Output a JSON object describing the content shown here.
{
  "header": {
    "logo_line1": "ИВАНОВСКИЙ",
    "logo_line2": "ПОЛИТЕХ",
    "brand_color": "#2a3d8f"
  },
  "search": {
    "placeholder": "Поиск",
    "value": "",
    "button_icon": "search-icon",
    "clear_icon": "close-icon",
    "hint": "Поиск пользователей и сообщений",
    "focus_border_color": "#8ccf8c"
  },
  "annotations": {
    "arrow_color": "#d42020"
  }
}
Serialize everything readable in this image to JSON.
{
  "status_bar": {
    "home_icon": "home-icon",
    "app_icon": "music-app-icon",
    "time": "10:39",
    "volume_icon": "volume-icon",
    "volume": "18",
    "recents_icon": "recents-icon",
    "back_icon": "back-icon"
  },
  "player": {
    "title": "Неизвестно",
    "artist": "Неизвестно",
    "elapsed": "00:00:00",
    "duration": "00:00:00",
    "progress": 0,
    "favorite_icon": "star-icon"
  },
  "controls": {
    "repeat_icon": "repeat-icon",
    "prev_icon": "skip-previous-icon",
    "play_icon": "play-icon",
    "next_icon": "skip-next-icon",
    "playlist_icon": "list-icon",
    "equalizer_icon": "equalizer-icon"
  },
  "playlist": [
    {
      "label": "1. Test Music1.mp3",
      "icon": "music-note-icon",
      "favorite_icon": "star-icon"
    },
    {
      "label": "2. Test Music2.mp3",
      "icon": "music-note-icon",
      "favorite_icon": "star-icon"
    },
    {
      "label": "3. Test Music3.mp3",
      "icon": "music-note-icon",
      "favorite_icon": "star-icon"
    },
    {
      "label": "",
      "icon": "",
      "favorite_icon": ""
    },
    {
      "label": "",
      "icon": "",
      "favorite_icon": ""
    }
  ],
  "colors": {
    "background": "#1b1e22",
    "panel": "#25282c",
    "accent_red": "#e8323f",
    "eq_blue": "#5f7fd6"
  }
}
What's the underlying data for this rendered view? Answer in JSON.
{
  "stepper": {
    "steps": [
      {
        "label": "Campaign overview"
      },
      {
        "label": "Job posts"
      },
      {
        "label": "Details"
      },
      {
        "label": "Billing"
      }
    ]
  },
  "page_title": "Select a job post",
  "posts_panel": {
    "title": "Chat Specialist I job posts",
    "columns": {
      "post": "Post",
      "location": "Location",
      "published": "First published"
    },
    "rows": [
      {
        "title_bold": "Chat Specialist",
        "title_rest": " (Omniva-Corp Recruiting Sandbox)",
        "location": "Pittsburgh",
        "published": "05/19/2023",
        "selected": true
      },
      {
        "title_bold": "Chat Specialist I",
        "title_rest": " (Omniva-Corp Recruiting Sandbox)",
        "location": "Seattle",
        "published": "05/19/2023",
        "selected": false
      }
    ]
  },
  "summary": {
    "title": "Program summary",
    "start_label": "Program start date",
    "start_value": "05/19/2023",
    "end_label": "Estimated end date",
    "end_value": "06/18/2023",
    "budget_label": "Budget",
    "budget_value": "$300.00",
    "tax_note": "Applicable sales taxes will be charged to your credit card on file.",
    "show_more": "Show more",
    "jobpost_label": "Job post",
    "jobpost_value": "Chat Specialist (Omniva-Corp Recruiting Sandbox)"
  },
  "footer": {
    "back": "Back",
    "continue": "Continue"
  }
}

################

**INSTRUCTION**
Using the material above, reproduce exactly the line that contains "What's the underlying" and all lines after it through the last one, and only those.

**WRITTEN ANSWER**
What's the underlying data for this rendered view? Answer in JSON.
{
  "stepper": {
    "steps": [
      {
        "label": "Campaign overview"
      },
      {
        "label": "Job posts"
      },
      {
        "label": "Details"
      },
      {
        "label": "Billing"
      }
    ]
  },
  "page_title": "Select a job post",
  "posts_panel": {
    "title": "Chat Specialist I job posts",
    "columns": {
      "post": "Post",
      "location": "Location",
      "published": "First published"
    },
    "rows": [
      {
        "title_bold": "Chat Specialist",
        "title_rest": " (Omniva-Corp Recruiting Sandbox)",
        "location": "Pittsburgh",
        "published": "05/19/2023",
        "selected": true
      },
      {
        "title_bold": "Chat Specialist I",
        "title_rest": " (Omniva-Corp Recruiting Sandbox)",
        "location": "Seattle",
        "published": "05/19/2023",
        "selected": false
      }
    ]
  },
  "summary": {
    "title": "Program summary",
    "start_label": "Program start date",
    "start_value": "05/19/2023",
    "end_label": "Estimated end date",
    "end_value": "06/18/2023",
    "budget_label": "Budget",
    "budget_value": "$300.00",
    "tax_note": "Applicable sales taxes will be charged to your credit card on file.",
    "show_more": "Show more",
    "jobpost_label": "Job post",
    "jobpost_value": "Chat Specialist (Omniva-Corp Recruiting Sandbox)"
  },
  "footer": {
    "back": "Back",
    "continue": "Continue"
  }
}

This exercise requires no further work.